■ Work to do ■
Carry none of the pictures over; write out the complete data exactly.

Data entries
════════
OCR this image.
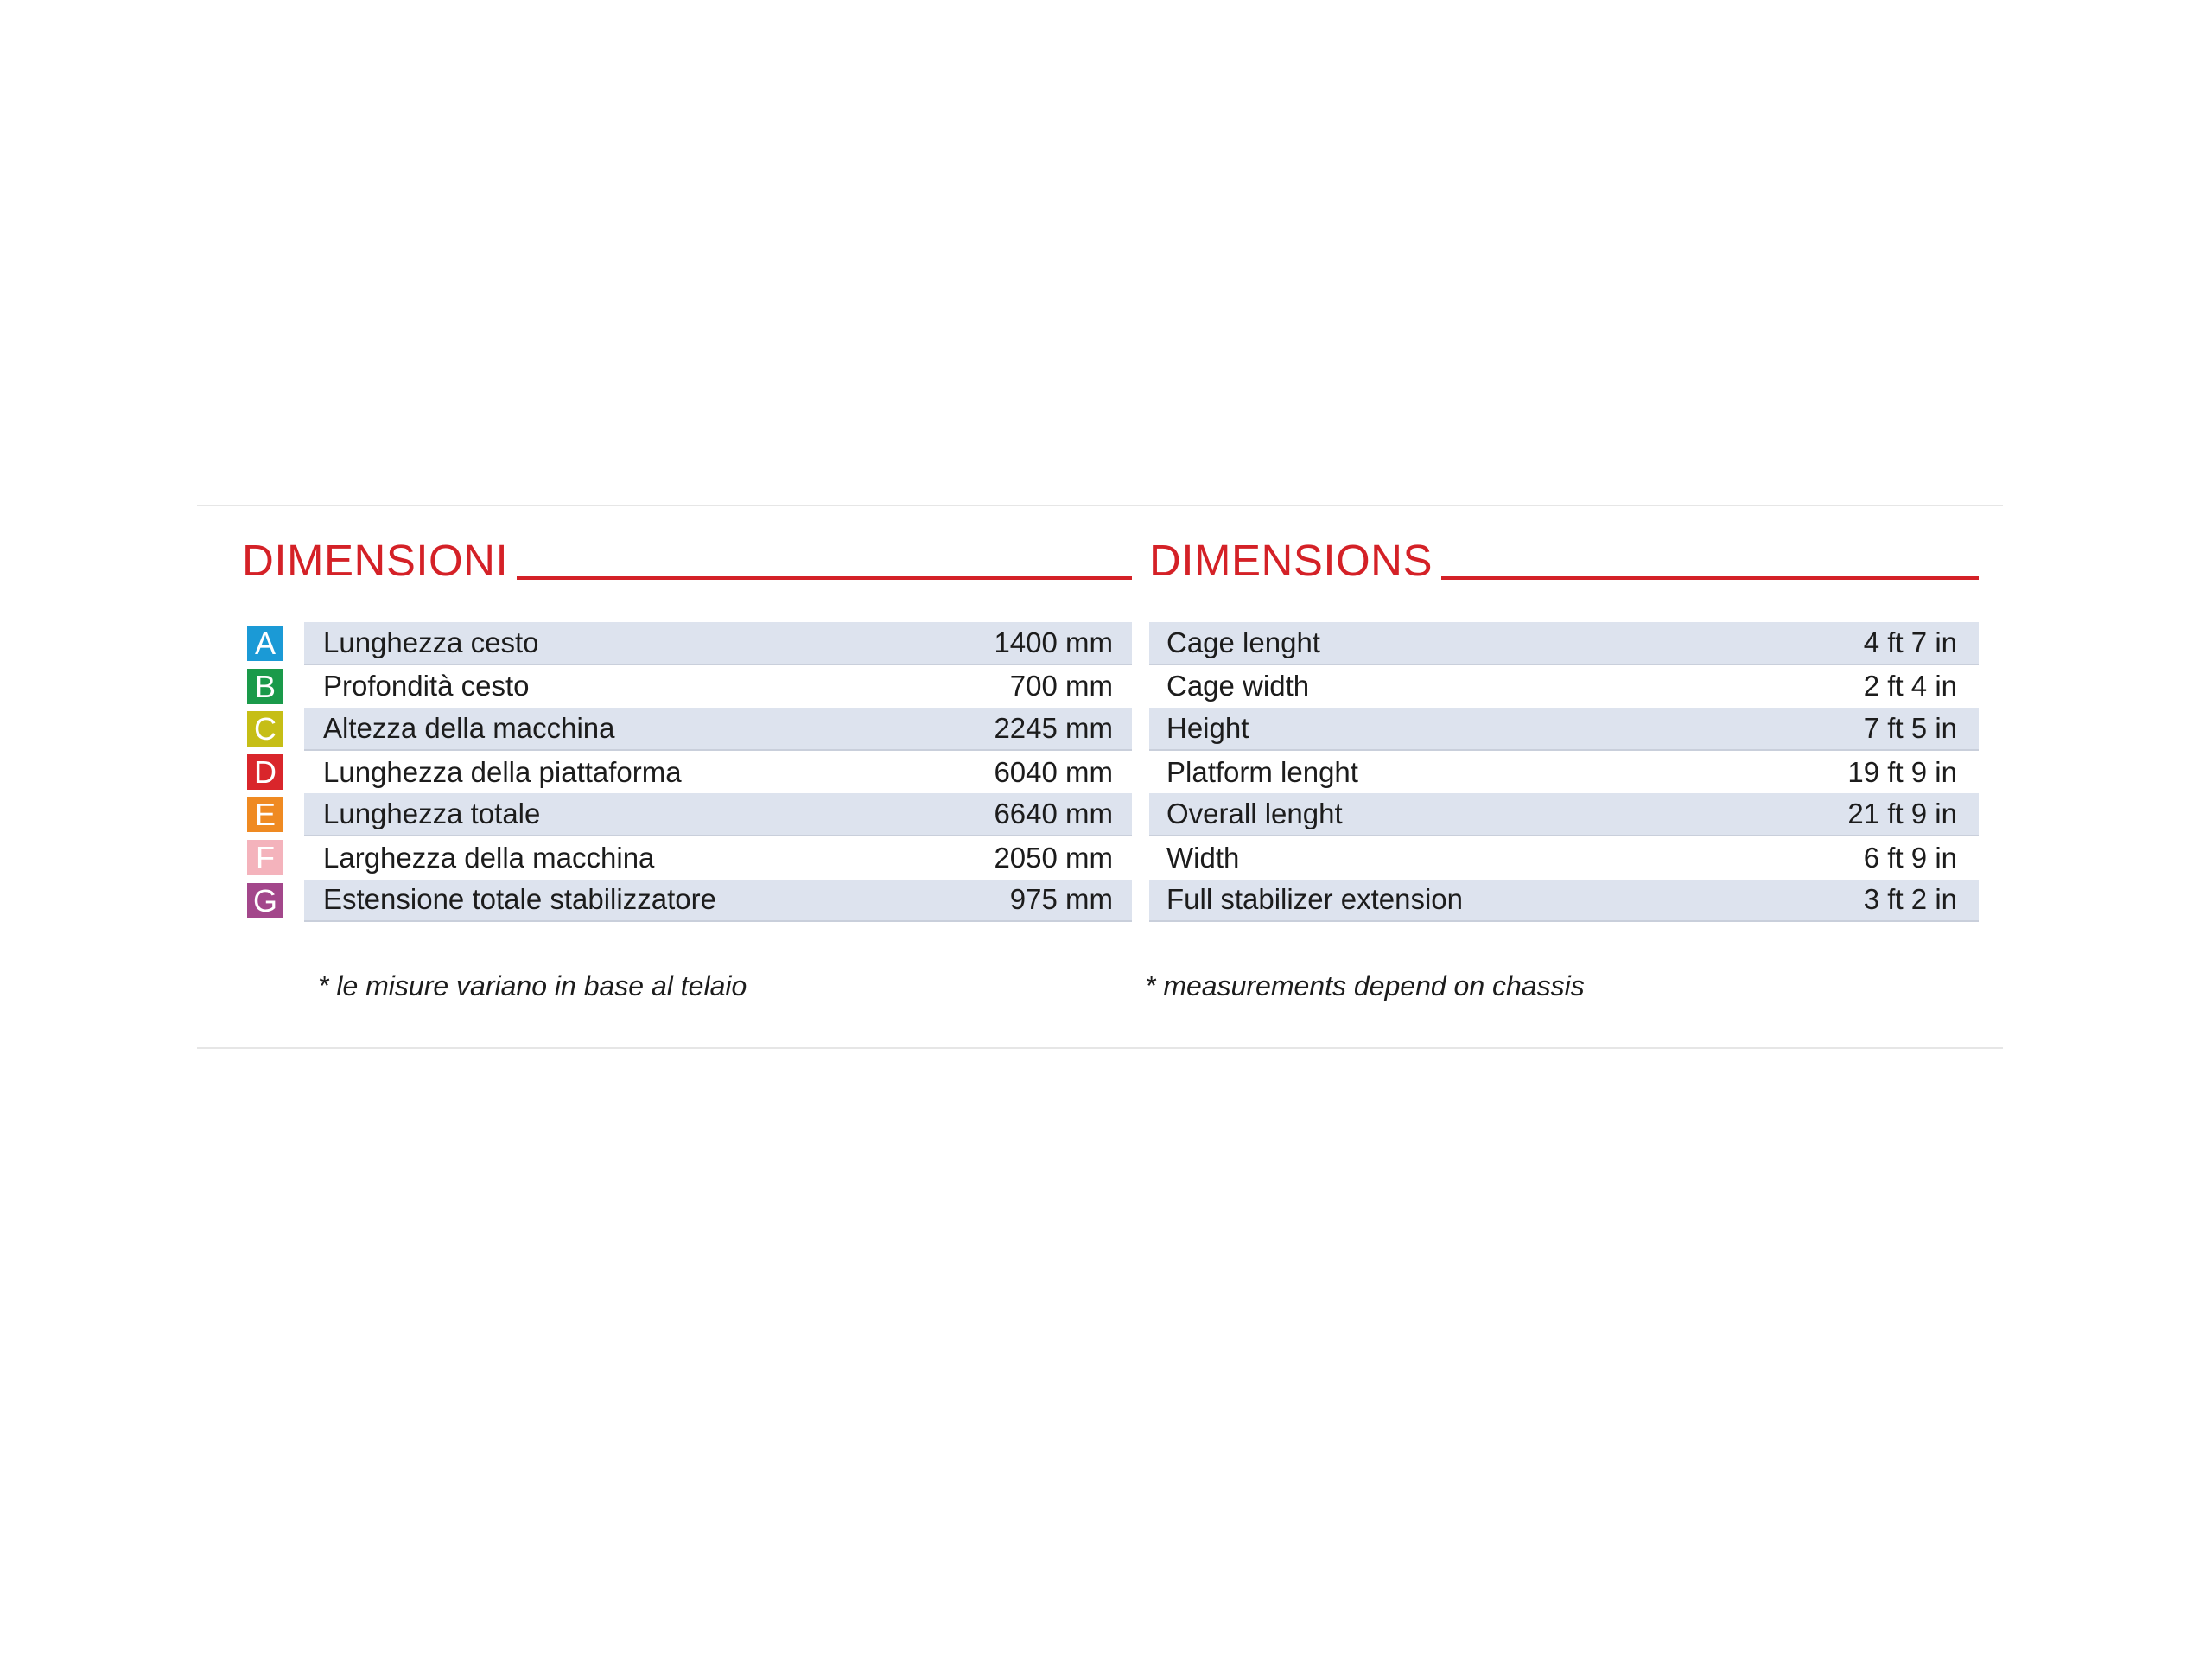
DIMENSIONI
A Lunghezza cesto	1400 mm
B Profondità cesto	700 mm
C Altezza della macchina	2245 mm
D Lunghezza della piattaforma	6040 mm
E Lunghezza totale	6640 mm
F	Larghezza della macchina	2050 mm
G Estensione totale stabilizzatore	975 mm
DIMENSIONS
Cage lenght	4 ft 7 in
Cage width	2 ft 4 in
Height	7 ft 5 in
Platform lenght	19 ft 9 in
Overall lenght	21 ft 9 in
Width	6 ft 9 in
Full stabilizer extension	3 ft 2 in
* le misure variano in base al telaio	* measurements depend on chassis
════════
■ Answer to this task ■
OCR this image.
DIMENSIONI
A Lunghezza cesto	1400 mm
B Profondità cesto	700 mm
C Altezza della macchina	2245 mm
D Lunghezza della piattaforma	6040 mm
E Lunghezza totale	6640 mm
F	Larghezza della macchina	2050 mm
G Estensione totale stabilizzatore	975 mm
DIMENSIONS
Cage lenght	4 ft 7 in
Cage width	2 ft 4 in
Height	7 ft 5 in
Platform lenght	19 ft 9 in
Overall lenght	21 ft 9 in
Width	6 ft 9 in
Full stabilizer extension	3 ft 2 in
* le misure variano in base al telaio	* measurements depend on chassis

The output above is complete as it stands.